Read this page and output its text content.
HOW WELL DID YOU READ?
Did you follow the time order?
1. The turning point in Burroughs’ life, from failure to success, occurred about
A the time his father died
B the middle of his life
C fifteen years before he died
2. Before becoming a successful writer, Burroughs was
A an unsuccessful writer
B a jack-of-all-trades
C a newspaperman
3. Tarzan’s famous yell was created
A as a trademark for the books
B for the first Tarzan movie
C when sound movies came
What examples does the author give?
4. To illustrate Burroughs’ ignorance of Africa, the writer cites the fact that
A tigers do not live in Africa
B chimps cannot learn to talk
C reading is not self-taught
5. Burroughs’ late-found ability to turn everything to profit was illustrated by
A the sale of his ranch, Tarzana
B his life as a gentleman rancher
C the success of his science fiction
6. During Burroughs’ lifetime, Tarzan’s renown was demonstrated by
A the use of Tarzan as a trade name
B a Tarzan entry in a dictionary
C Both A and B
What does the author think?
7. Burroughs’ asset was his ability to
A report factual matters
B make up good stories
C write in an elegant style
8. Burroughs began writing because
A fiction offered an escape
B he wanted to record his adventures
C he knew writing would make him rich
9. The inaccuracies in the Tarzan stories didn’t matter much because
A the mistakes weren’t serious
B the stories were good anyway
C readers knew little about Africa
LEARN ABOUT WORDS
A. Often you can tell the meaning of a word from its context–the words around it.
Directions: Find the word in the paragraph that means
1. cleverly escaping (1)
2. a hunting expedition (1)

Problem details: Pick out the lines containing the word "make" and show them.

Response to this task:
B make up good stories
C he knew writing would make him rich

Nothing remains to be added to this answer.